The request
Only the lines from the one containing "Parse this screenshot: output" through the end of the records should be retyped, exactly and including both ends; pictures stay out.

Data to process

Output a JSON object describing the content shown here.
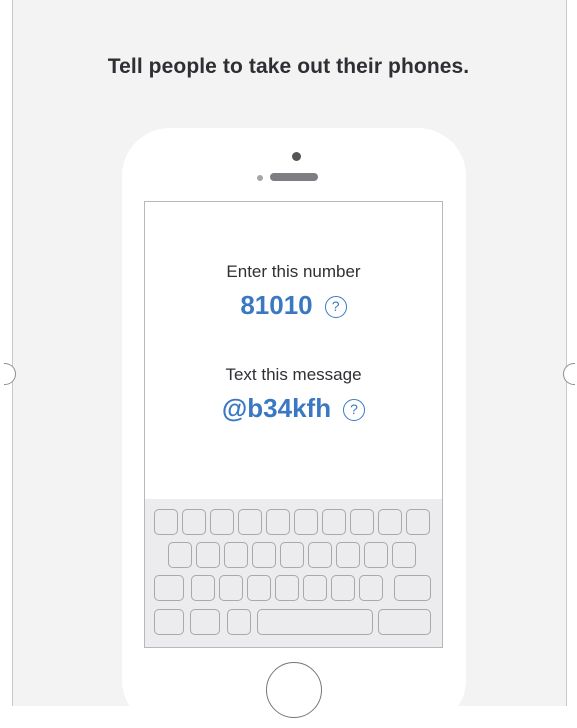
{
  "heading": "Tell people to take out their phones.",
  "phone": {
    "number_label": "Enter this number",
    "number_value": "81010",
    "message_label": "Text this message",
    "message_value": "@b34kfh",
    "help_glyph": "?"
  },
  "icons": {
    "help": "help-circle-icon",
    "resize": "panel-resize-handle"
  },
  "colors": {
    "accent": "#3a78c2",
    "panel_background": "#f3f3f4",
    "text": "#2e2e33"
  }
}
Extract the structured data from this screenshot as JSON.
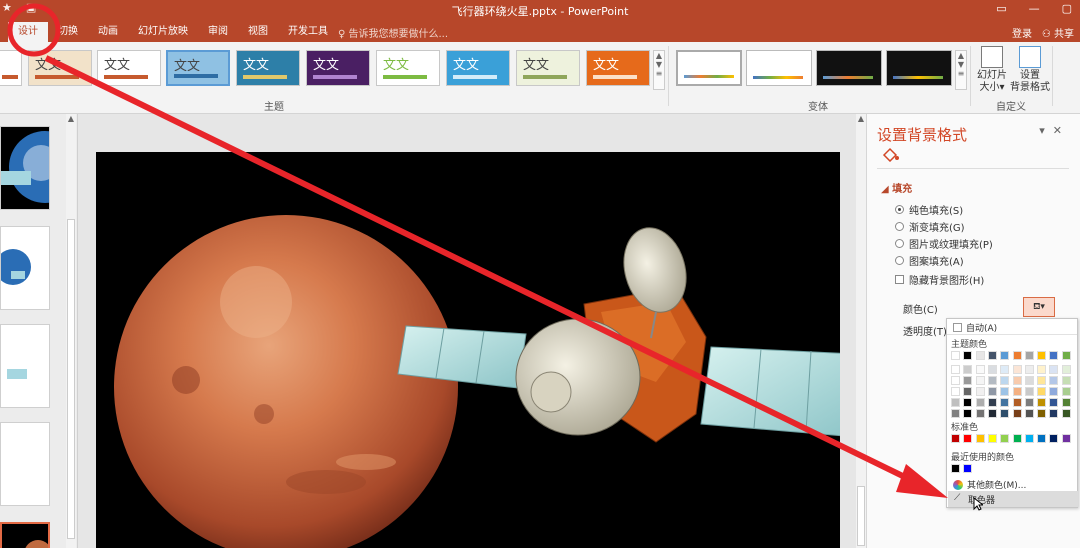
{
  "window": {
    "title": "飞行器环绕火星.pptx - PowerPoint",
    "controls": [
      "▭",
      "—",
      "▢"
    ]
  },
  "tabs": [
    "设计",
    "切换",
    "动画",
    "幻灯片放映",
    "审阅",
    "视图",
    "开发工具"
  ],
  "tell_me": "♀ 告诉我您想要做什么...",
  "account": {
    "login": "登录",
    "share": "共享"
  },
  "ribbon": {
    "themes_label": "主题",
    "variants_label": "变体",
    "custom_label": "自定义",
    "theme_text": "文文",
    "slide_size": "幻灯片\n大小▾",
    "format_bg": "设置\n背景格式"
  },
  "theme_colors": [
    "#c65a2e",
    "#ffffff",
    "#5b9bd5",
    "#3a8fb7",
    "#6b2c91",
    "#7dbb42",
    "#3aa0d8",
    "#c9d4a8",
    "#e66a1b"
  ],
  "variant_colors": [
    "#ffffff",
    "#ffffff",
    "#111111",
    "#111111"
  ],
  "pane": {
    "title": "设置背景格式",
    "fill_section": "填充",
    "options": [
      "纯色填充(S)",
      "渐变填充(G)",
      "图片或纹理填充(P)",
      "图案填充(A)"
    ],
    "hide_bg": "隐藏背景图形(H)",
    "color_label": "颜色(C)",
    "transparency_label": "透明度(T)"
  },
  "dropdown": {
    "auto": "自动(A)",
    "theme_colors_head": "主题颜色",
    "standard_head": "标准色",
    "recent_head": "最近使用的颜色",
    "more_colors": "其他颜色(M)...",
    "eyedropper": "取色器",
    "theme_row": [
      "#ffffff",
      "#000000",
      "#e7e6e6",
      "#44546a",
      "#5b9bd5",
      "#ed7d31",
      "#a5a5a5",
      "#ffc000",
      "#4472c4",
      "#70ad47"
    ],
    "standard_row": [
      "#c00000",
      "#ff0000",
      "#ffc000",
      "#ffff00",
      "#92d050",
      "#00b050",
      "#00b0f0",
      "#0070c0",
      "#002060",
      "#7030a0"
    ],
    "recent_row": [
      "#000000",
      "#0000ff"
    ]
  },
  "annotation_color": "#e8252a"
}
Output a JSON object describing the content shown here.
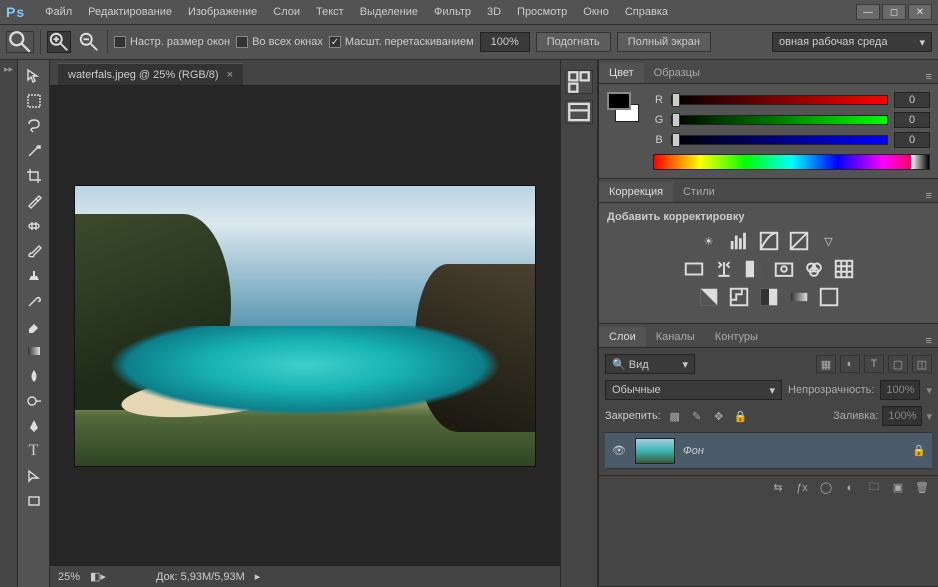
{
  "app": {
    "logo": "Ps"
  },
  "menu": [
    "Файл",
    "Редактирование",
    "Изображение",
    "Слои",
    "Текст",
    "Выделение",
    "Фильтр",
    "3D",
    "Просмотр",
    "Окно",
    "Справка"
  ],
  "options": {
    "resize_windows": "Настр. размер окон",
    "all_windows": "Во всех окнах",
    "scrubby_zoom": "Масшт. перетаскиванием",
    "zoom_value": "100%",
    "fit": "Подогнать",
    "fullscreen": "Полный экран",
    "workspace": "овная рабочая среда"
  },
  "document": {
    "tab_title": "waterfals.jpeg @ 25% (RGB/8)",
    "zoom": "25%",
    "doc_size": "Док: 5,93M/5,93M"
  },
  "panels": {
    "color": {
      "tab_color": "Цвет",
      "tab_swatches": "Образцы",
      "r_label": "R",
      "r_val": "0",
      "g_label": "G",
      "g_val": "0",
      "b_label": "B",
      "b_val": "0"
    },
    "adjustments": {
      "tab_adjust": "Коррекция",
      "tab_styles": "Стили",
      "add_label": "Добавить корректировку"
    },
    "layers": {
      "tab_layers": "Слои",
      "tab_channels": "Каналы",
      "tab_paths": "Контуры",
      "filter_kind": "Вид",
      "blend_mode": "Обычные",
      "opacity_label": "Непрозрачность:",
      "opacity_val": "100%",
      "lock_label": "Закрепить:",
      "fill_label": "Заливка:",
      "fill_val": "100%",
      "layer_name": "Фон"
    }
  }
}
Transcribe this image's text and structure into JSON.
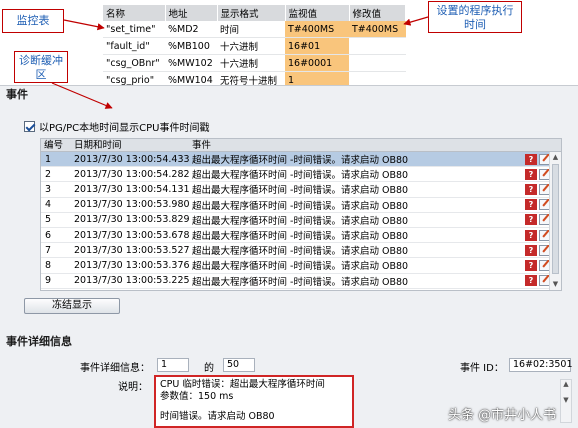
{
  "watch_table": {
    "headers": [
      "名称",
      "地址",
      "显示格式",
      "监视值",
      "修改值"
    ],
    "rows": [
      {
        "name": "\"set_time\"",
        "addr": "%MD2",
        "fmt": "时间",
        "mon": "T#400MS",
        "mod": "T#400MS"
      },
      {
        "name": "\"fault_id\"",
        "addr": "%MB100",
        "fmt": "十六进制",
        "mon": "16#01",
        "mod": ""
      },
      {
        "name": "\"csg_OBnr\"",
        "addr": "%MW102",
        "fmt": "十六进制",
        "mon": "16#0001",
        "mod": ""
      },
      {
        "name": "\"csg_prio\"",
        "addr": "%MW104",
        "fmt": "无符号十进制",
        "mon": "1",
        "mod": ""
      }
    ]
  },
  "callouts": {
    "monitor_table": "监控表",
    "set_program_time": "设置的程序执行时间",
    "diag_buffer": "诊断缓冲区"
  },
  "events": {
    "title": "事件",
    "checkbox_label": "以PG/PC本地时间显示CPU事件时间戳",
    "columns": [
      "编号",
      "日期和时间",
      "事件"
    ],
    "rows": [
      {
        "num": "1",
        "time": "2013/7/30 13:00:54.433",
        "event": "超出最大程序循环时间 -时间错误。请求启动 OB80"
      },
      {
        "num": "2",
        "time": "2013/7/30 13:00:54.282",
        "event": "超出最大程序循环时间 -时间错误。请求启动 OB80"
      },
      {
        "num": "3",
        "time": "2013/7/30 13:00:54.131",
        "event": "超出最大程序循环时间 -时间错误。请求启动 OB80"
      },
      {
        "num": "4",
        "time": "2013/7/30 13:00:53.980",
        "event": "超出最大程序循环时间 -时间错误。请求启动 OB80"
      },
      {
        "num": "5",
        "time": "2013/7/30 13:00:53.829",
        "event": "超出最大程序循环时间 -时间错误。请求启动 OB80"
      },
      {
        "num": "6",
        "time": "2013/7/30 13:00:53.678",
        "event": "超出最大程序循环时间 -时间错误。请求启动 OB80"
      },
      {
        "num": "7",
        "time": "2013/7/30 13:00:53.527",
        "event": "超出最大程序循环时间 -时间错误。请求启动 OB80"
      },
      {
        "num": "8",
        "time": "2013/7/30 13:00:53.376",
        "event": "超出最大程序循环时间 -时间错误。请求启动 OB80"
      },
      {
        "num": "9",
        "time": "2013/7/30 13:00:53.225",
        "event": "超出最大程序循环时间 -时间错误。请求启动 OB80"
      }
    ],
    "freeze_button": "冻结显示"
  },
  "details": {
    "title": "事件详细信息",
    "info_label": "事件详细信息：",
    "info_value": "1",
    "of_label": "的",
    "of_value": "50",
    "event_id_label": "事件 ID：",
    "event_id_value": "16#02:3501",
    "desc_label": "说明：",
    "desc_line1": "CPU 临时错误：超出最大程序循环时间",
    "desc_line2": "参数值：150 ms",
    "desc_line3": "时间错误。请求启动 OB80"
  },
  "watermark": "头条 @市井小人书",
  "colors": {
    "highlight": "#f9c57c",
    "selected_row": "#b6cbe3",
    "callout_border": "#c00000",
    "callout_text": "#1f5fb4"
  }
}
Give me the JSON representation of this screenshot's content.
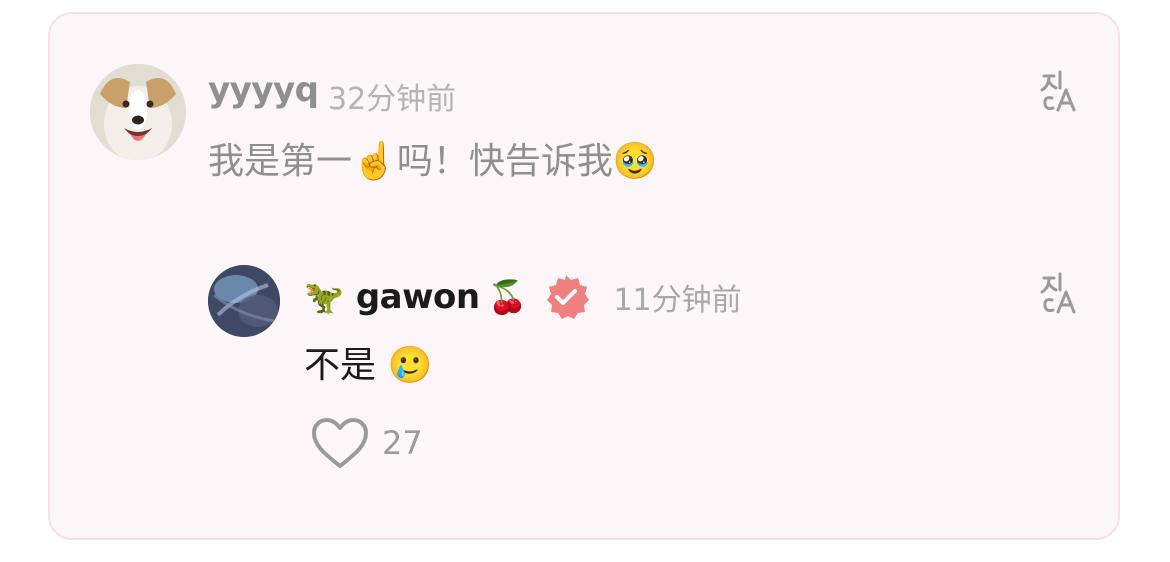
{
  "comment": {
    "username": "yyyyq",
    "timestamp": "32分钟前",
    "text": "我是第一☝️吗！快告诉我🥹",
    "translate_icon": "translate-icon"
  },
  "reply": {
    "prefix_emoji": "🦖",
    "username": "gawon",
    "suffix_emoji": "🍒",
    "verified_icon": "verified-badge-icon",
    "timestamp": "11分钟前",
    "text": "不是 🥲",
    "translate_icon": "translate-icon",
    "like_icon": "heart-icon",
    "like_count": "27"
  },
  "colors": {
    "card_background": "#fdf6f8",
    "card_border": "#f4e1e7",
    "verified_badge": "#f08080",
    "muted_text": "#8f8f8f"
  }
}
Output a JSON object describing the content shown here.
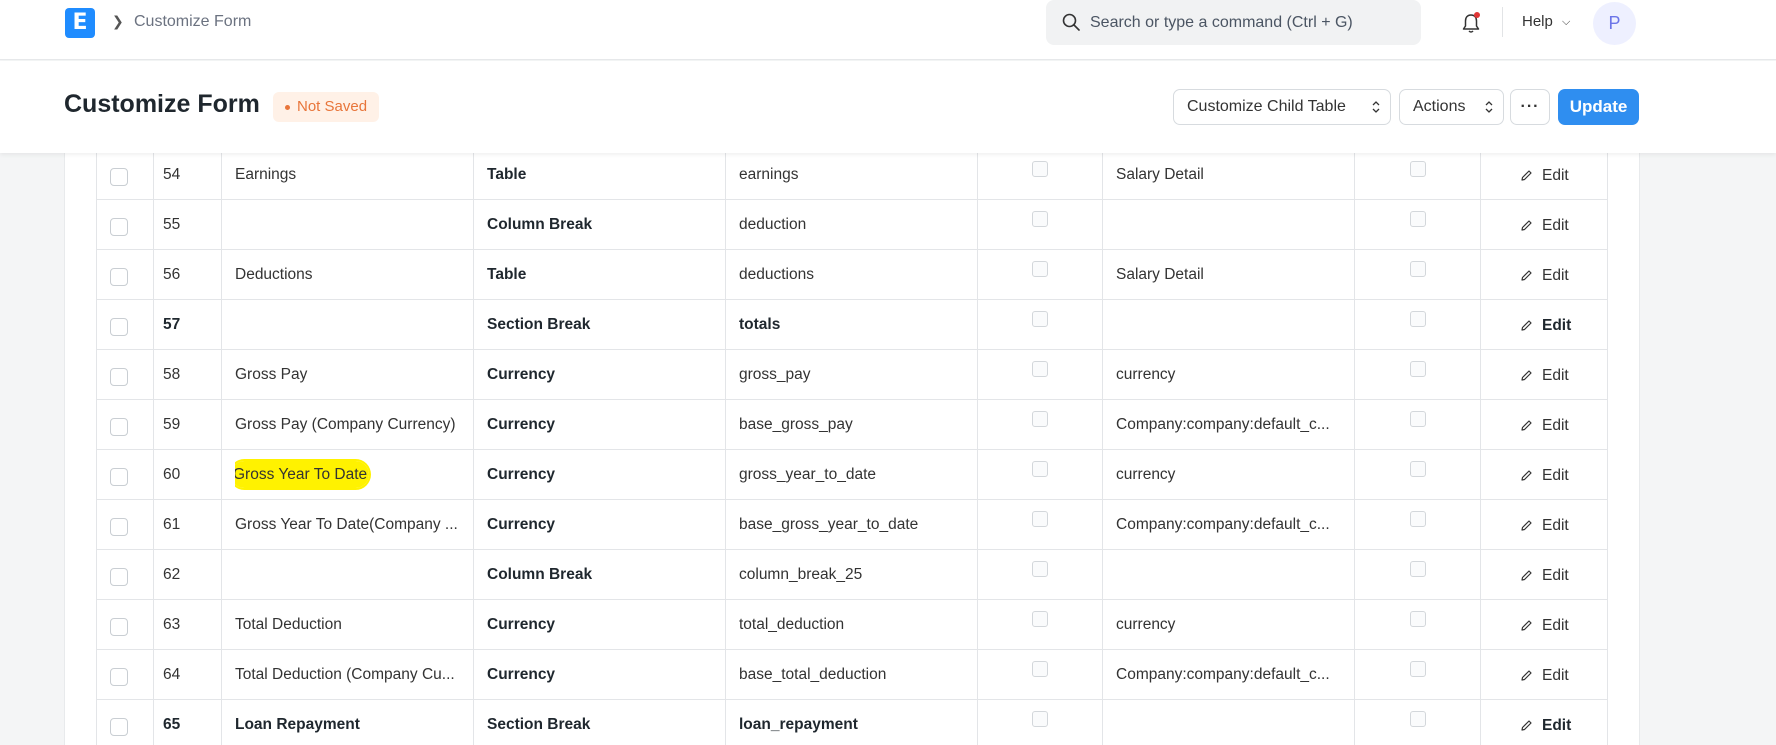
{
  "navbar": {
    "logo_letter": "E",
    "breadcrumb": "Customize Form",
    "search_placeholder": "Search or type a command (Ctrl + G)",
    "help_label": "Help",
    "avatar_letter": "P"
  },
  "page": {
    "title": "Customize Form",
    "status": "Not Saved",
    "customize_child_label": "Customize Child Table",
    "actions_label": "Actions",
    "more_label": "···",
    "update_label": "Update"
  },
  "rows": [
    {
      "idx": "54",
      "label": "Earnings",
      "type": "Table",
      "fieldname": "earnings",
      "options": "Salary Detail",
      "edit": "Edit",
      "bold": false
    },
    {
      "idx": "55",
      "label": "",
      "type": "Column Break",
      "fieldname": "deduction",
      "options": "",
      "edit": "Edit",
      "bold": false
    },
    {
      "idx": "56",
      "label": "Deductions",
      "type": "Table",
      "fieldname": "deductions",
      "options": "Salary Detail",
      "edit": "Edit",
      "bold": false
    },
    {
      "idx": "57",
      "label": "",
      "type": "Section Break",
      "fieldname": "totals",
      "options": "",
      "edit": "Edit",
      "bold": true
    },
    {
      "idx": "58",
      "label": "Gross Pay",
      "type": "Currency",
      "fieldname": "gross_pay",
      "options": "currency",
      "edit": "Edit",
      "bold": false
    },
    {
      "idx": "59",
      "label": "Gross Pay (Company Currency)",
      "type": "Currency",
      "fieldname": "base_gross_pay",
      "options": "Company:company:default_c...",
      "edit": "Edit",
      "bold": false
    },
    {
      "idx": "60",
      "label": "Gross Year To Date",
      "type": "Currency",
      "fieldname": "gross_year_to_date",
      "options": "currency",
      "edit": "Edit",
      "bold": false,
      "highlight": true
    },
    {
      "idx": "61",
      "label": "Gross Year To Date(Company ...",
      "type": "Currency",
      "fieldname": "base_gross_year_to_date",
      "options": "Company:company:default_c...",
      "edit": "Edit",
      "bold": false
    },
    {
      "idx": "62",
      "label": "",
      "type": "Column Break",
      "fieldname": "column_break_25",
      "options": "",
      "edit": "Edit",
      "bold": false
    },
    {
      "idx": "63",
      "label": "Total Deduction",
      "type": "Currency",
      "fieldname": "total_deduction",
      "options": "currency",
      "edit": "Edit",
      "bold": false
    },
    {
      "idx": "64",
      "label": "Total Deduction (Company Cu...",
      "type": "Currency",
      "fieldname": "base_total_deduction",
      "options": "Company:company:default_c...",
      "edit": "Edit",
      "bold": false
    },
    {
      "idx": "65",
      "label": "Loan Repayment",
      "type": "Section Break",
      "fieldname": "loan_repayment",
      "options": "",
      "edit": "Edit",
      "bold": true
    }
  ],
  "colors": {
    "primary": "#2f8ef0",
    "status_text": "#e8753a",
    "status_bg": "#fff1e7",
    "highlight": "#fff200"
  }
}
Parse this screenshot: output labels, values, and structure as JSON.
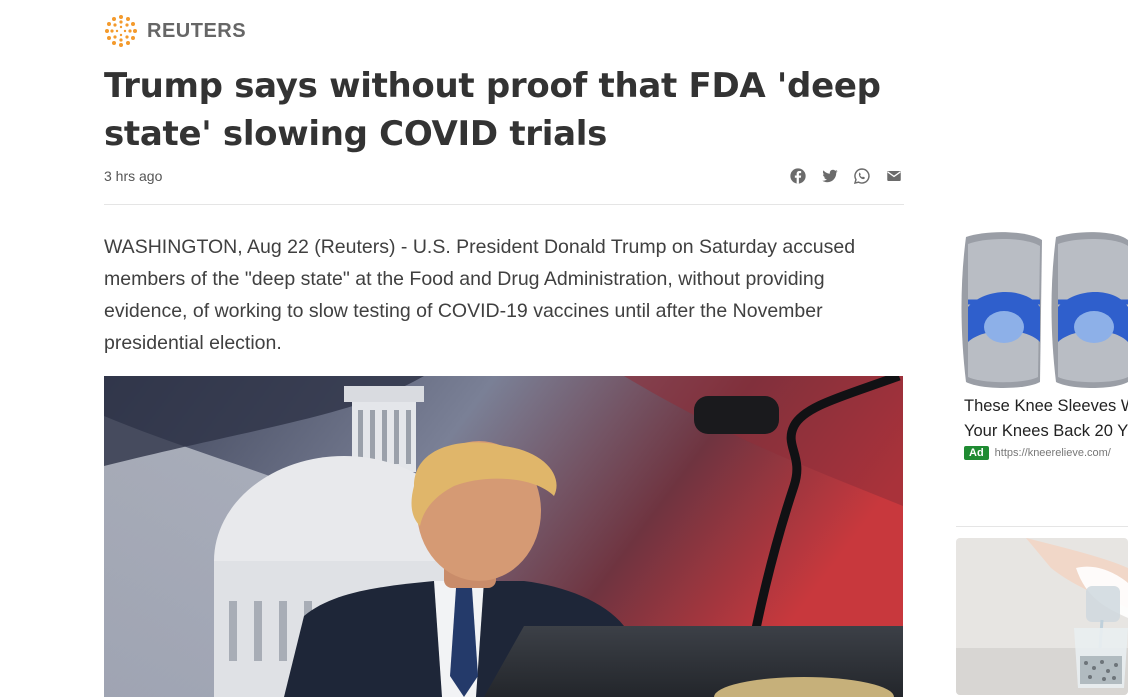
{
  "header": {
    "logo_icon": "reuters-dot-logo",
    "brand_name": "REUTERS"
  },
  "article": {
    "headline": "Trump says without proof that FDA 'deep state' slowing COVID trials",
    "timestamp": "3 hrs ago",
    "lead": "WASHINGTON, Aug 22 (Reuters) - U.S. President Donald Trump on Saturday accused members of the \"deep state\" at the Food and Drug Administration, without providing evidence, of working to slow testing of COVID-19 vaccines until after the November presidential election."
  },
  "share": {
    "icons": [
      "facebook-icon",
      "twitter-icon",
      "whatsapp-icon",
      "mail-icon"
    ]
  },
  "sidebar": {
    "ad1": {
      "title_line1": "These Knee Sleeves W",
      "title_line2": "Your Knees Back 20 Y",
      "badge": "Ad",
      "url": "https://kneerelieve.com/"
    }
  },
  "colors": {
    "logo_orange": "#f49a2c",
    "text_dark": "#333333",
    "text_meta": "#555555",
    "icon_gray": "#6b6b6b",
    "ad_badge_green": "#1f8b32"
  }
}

Reply
Parse this screenshot: output labels, values, and structure as JSON.
{
  "header": {
    "logo_icon": "reuters-dot-logo",
    "brand_name": "REUTERS"
  },
  "article": {
    "headline": "Trump says without proof that FDA 'deep state' slowing COVID trials",
    "timestamp": "3 hrs ago",
    "lead": "WASHINGTON, Aug 22 (Reuters) - U.S. President Donald Trump on Saturday accused members of the \"deep state\" at the Food and Drug Administration, without providing evidence, of working to slow testing of COVID-19 vaccines until after the November presidential election."
  },
  "share": {
    "icons": [
      "facebook-icon",
      "twitter-icon",
      "whatsapp-icon",
      "mail-icon"
    ]
  },
  "sidebar": {
    "ad1": {
      "title_line1": "These Knee Sleeves W",
      "title_line2": "Your Knees Back 20 Y",
      "badge": "Ad",
      "url": "https://kneerelieve.com/"
    }
  },
  "colors": {
    "logo_orange": "#f49a2c",
    "text_dark": "#333333",
    "text_meta": "#555555",
    "icon_gray": "#6b6b6b",
    "ad_badge_green": "#1f8b32"
  }
}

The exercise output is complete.